• _Problem statement_: Transcribe the records below exactly as they appear.

• _Task data_:
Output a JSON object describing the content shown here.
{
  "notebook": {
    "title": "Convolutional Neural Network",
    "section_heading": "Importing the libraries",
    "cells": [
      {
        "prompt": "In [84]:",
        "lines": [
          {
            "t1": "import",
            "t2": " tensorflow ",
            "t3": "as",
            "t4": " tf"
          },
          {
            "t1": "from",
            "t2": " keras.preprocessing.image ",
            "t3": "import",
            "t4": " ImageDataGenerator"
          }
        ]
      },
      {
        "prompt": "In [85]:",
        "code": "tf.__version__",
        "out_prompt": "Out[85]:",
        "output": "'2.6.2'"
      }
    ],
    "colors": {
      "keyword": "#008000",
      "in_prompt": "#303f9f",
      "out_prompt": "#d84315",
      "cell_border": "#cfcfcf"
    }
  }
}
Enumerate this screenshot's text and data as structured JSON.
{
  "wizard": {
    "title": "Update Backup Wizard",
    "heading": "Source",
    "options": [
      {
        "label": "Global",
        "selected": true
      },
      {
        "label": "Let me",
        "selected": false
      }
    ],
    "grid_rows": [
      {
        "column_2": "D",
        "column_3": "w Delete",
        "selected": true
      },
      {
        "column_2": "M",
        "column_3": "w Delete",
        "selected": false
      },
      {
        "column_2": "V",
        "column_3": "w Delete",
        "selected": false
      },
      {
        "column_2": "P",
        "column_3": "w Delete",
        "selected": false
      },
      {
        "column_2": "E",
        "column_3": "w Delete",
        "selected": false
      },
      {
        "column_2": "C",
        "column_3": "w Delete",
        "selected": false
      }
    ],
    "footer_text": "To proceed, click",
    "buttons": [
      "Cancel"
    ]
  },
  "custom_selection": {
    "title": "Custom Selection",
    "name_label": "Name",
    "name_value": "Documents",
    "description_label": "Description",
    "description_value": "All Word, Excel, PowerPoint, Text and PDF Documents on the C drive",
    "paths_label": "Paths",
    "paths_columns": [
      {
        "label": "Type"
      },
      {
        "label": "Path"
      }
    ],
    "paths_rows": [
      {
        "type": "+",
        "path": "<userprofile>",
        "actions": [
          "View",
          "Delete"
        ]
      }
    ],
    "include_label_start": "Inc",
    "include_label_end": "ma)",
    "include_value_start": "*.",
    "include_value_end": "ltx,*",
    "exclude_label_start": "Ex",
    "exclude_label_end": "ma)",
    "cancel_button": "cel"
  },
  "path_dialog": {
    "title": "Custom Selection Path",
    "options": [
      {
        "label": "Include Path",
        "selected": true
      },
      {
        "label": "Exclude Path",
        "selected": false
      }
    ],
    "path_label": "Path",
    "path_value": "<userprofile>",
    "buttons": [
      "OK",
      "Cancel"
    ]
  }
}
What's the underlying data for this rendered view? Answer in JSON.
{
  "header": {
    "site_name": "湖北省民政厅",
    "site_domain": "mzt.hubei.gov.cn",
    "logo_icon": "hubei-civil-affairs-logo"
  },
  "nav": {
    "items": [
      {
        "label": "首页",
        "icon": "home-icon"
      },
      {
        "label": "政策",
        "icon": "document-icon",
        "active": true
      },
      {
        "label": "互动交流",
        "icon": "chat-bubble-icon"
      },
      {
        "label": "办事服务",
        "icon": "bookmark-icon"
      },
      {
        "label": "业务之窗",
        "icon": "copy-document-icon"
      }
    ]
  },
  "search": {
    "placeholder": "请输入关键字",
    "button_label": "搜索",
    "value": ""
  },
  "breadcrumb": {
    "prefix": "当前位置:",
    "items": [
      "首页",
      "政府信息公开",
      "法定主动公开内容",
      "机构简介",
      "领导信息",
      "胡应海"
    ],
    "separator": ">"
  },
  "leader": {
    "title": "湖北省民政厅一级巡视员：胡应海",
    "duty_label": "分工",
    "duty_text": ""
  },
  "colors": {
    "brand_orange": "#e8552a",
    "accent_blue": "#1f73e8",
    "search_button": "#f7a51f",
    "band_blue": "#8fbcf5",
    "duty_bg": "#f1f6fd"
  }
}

• _Finished answer_:
Output a JSON object describing the content shown here.
{
  "notebook": {
    "title": "Convolutional Neural Network",
    "section_heading": "Importing the libraries",
    "cells": [
      {
        "prompt": "In [84]:",
        "lines": [
          {
            "t1": "import",
            "t2": " tensorflow ",
            "t3": "as",
            "t4": " tf"
          },
          {
            "t1": "from",
            "t2": " keras.preprocessing.image ",
            "t3": "import",
            "t4": " ImageDataGenerator"
          }
        ]
      },
      {
        "prompt": "In [85]:",
        "code": "tf.__version__",
        "out_prompt": "Out[85]:",
        "output": "'2.6.2'"
      }
    ],
    "colors": {
      "keyword": "#008000",
      "in_prompt": "#303f9f",
      "out_prompt": "#d84315",
      "cell_border": "#cfcfcf"
    }
  }
}
Enumerate this screenshot's text and data as structured JSON.
{
  "wizard": {
    "title": "Update Backup Wizard",
    "heading": "Source",
    "options": [
      {
        "label": "Global",
        "selected": true
      },
      {
        "label": "Let me",
        "selected": false
      }
    ],
    "grid_rows": [
      {
        "column_2": "D",
        "column_3": "w Delete",
        "selected": true
      },
      {
        "column_2": "M",
        "column_3": "w Delete",
        "selected": false
      },
      {
        "column_2": "V",
        "column_3": "w Delete",
        "selected": false
      },
      {
        "column_2": "P",
        "column_3": "w Delete",
        "selected": false
      },
      {
        "column_2": "E",
        "column_3": "w Delete",
        "selected": false
      },
      {
        "column_2": "C",
        "column_3": "w Delete",
        "selected": false
      }
    ],
    "footer_text": "To proceed, click",
    "buttons": [
      "Cancel"
    ]
  },
  "custom_selection": {
    "title": "Custom Selection",
    "name_label": "Name",
    "name_value": "Documents",
    "description_label": "Description",
    "description_value": "All Word, Excel, PowerPoint, Text and PDF Documents on the C drive",
    "paths_label": "Paths",
    "paths_columns": [
      {
        "label": "Type"
      },
      {
        "label": "Path"
      }
    ],
    "paths_rows": [
      {
        "type": "+",
        "path": "<userprofile>",
        "actions": [
          "View",
          "Delete"
        ]
      }
    ],
    "include_label_start": "Inc",
    "include_label_end": "ma)",
    "include_value_start": "*.",
    "include_value_end": "ltx,*",
    "exclude_label_start": "Ex",
    "exclude_label_end": "ma)",
    "cancel_button": "cel"
  },
  "path_dialog": {
    "title": "Custom Selection Path",
    "options": [
      {
        "label": "Include Path",
        "selected": true
      },
      {
        "label": "Exclude Path",
        "selected": false
      }
    ],
    "path_label": "Path",
    "path_value": "<userprofile>",
    "buttons": [
      "OK",
      "Cancel"
    ]
  }
}
What's the underlying data for this rendered view? Answer in JSON.
{
  "header": {
    "site_name": "湖北省民政厅",
    "site_domain": "mzt.hubei.gov.cn",
    "logo_icon": "hubei-civil-affairs-logo"
  },
  "nav": {
    "items": [
      {
        "label": "首页",
        "icon": "home-icon"
      },
      {
        "label": "政策",
        "icon": "document-icon",
        "active": true
      },
      {
        "label": "互动交流",
        "icon": "chat-bubble-icon"
      },
      {
        "label": "办事服务",
        "icon": "bookmark-icon"
      },
      {
        "label": "业务之窗",
        "icon": "copy-document-icon"
      }
    ]
  },
  "search": {
    "placeholder": "请输入关键字",
    "button_label": "搜索",
    "value": ""
  },
  "breadcrumb": {
    "prefix": "当前位置:",
    "items": [
      "首页",
      "政府信息公开",
      "法定主动公开内容",
      "机构简介",
      "领导信息",
      "胡应海"
    ],
    "separator": ">"
  },
  "leader": {
    "title": "湖北省民政厅一级巡视员：胡应海",
    "duty_label": "分工",
    "duty_text": ""
  },
  "colors": {
    "brand_orange": "#e8552a",
    "accent_blue": "#1f73e8",
    "search_button": "#f7a51f",
    "band_blue": "#8fbcf5",
    "duty_bg": "#f1f6fd"
  }
}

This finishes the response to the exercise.